WORK INSTRUCTIONS: Count how many lines below contain the word "speed", then give that number alone.

PROVIDED RECORDS:
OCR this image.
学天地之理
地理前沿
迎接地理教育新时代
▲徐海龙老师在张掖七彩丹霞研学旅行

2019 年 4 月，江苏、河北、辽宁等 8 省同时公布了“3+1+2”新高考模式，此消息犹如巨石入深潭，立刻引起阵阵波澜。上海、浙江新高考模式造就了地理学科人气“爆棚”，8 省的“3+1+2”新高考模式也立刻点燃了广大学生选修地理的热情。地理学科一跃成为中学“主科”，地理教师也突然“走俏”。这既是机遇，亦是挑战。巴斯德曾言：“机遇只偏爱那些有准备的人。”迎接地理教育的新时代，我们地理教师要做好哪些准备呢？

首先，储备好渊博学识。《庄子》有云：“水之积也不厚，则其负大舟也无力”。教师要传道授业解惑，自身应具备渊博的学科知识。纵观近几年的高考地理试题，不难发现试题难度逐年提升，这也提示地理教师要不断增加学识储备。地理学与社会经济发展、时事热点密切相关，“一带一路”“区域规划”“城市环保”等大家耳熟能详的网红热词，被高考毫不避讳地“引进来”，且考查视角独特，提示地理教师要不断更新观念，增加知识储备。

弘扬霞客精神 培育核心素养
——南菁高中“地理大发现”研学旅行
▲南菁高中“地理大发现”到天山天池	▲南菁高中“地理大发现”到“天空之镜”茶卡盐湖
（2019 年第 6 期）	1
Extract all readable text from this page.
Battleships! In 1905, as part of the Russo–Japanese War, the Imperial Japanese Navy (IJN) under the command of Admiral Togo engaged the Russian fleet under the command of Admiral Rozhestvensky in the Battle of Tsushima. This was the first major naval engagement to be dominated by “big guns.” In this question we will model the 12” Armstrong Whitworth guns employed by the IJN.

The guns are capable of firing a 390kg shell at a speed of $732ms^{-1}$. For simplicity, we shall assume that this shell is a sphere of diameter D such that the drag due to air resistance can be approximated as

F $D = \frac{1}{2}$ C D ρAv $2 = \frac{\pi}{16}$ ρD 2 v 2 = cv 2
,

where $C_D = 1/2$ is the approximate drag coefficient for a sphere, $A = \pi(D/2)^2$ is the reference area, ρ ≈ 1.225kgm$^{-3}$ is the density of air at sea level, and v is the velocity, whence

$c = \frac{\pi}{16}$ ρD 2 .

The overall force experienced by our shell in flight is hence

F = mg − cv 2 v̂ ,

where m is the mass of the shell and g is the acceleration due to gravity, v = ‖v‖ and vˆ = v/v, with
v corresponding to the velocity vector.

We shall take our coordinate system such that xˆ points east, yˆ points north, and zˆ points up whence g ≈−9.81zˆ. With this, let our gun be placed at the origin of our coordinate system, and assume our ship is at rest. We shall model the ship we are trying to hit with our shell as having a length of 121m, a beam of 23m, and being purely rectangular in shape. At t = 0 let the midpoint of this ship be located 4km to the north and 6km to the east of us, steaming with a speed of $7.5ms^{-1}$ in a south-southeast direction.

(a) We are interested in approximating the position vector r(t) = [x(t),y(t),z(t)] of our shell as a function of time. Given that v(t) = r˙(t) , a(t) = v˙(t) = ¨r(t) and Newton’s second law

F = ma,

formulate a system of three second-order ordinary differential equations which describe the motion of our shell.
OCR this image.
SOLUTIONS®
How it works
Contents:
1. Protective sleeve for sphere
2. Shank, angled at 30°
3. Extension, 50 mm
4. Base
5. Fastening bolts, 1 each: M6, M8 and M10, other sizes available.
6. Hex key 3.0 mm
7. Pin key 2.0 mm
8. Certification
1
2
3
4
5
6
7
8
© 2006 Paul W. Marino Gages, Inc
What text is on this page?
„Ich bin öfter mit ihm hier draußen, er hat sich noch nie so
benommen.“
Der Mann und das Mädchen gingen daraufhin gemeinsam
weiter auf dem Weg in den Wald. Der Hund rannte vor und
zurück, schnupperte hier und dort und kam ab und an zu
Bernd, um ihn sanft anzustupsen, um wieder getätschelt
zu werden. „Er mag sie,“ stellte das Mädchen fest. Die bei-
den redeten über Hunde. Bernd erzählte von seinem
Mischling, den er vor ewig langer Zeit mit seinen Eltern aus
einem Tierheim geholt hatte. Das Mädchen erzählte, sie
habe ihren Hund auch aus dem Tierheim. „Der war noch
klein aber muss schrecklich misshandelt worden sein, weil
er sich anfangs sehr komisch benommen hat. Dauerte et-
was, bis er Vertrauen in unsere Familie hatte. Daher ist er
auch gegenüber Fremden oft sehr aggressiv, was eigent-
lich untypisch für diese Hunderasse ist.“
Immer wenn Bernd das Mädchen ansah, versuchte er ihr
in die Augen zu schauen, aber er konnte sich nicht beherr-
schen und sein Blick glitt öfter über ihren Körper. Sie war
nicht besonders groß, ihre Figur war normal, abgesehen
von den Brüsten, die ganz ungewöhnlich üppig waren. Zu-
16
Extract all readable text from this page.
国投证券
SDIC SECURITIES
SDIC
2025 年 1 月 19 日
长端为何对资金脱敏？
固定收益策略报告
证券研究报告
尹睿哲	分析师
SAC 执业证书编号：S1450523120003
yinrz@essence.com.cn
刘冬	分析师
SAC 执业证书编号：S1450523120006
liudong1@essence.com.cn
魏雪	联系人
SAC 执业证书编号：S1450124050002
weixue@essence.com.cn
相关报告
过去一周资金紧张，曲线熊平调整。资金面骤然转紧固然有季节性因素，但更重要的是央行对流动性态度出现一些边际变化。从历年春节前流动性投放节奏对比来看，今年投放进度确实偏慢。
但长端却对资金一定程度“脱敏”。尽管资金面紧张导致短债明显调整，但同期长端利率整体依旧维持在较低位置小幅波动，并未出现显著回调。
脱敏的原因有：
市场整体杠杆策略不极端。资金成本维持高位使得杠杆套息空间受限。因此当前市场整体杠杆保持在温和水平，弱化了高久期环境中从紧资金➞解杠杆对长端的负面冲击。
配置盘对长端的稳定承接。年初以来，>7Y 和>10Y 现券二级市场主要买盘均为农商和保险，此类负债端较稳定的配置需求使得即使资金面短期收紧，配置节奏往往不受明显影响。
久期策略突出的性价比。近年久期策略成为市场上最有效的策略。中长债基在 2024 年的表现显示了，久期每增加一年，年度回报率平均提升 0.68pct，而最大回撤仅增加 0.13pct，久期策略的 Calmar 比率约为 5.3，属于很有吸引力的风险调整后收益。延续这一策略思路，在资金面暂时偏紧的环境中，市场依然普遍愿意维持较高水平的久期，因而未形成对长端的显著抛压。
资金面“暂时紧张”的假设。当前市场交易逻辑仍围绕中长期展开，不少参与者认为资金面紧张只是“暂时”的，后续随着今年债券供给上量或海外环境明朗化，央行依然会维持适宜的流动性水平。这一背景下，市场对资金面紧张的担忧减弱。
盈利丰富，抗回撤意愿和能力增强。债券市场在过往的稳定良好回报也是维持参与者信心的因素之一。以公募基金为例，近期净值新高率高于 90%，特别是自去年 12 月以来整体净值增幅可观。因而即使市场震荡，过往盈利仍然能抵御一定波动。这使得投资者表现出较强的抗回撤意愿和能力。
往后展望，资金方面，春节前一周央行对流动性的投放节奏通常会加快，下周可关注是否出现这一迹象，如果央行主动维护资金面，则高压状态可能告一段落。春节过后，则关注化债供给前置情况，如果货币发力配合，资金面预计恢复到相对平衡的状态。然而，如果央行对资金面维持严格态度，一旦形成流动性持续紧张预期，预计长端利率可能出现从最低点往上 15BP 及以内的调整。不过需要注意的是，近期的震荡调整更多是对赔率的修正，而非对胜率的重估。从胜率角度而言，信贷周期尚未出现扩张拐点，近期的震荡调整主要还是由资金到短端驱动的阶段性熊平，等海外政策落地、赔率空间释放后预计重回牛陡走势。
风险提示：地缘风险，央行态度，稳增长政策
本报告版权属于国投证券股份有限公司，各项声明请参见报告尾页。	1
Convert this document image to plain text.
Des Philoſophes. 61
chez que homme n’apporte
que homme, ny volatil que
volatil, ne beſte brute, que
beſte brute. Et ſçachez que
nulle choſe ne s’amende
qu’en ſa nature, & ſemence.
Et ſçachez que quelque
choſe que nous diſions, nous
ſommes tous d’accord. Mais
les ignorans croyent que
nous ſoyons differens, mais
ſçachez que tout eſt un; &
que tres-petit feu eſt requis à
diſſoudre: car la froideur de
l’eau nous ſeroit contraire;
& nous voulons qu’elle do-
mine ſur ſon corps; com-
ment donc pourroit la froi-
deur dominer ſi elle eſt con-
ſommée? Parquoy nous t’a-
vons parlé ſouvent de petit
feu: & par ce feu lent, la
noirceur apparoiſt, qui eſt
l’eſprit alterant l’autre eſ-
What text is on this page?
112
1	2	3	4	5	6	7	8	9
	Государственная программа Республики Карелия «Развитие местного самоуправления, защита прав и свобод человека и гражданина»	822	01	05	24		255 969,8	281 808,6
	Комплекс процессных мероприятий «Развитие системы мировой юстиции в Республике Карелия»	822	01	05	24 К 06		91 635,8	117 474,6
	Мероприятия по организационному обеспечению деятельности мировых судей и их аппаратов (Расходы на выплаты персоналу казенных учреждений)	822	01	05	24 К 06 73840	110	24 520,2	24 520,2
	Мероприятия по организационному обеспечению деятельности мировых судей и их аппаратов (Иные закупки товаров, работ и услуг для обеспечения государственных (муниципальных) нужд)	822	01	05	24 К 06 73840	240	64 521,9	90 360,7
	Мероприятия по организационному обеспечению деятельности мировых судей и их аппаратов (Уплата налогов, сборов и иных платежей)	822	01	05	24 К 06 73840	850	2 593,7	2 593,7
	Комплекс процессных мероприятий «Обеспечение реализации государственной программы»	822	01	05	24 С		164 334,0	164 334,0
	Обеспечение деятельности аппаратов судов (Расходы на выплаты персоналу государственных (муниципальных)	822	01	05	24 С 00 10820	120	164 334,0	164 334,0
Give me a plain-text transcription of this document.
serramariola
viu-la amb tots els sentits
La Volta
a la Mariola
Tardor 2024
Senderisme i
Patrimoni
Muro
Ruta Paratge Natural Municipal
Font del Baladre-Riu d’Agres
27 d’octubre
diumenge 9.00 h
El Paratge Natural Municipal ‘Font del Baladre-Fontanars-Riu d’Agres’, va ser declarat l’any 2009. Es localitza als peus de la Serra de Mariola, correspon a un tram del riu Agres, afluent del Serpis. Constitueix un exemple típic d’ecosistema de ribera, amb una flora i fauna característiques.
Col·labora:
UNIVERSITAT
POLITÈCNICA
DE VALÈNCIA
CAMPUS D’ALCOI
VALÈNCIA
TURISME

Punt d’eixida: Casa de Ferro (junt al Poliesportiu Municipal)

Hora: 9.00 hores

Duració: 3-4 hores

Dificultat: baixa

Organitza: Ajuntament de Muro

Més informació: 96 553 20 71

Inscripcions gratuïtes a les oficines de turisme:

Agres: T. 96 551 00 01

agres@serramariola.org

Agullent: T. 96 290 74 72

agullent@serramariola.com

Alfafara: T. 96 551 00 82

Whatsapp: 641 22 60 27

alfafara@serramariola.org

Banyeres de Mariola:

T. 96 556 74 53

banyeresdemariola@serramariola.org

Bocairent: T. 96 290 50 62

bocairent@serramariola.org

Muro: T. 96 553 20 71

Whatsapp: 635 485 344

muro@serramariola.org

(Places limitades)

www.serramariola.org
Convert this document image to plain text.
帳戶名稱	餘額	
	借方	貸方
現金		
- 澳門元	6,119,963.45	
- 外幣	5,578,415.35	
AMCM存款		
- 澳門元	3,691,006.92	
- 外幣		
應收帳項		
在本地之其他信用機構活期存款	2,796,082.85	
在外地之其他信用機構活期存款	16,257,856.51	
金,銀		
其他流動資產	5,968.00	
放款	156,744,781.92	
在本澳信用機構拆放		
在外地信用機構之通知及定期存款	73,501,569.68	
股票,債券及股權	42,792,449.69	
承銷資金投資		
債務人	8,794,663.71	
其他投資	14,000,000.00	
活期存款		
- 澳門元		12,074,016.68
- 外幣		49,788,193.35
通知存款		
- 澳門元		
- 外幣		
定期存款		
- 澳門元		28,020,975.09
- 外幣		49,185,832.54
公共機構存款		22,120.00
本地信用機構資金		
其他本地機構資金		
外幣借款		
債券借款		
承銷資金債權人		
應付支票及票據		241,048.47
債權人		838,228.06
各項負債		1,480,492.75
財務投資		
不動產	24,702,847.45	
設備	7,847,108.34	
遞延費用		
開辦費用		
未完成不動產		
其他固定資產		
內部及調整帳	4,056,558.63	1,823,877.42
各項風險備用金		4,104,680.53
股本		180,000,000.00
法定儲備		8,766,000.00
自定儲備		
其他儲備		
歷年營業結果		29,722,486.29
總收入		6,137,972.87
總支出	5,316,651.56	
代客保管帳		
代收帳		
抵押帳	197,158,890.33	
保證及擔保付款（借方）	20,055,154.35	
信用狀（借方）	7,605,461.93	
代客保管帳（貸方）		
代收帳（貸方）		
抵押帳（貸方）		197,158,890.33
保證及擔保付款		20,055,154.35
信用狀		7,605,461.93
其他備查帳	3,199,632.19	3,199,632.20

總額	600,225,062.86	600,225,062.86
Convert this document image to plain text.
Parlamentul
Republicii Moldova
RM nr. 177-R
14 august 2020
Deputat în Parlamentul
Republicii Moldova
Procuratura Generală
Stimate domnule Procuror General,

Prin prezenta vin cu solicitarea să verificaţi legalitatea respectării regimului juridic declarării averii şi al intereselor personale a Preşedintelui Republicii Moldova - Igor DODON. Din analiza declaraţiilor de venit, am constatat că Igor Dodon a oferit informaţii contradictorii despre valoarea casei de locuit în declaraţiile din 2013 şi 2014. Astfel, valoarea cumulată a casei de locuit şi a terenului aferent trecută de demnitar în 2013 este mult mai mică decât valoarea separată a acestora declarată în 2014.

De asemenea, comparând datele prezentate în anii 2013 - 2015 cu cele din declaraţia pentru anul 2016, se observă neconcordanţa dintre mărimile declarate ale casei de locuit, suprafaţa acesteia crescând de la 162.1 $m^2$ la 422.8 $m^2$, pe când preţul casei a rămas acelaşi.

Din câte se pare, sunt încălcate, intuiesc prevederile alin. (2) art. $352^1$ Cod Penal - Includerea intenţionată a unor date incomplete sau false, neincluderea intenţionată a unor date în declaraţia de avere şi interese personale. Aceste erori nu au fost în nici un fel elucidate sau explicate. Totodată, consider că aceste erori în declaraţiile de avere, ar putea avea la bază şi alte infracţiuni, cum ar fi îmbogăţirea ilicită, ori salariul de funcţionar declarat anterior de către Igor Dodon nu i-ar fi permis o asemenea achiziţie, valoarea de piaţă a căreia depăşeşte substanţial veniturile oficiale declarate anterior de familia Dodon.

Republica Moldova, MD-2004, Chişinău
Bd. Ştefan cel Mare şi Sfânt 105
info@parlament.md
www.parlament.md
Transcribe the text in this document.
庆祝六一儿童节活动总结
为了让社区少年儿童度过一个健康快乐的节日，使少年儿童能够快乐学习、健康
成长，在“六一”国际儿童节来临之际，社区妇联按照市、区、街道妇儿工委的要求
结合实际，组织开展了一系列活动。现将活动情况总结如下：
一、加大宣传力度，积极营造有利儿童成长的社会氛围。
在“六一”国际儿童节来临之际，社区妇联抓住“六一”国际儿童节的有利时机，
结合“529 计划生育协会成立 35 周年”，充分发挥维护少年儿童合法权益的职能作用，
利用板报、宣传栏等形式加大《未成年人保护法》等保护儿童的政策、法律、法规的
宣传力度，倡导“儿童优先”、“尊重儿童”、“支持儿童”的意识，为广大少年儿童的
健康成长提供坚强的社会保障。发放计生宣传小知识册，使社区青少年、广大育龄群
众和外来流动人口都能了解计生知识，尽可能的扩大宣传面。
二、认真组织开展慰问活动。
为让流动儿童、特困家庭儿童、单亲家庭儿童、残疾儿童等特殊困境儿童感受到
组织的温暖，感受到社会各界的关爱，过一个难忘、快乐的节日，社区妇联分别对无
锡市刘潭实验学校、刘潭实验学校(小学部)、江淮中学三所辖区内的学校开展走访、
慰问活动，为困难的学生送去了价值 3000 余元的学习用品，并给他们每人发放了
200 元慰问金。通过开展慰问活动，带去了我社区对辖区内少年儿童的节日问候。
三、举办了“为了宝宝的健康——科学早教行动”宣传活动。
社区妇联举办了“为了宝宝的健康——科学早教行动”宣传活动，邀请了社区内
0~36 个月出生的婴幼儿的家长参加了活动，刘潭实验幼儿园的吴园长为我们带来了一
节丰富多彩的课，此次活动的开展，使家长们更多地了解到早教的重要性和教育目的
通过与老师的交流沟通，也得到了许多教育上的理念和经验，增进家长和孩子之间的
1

FINISHED EXERCISE: 2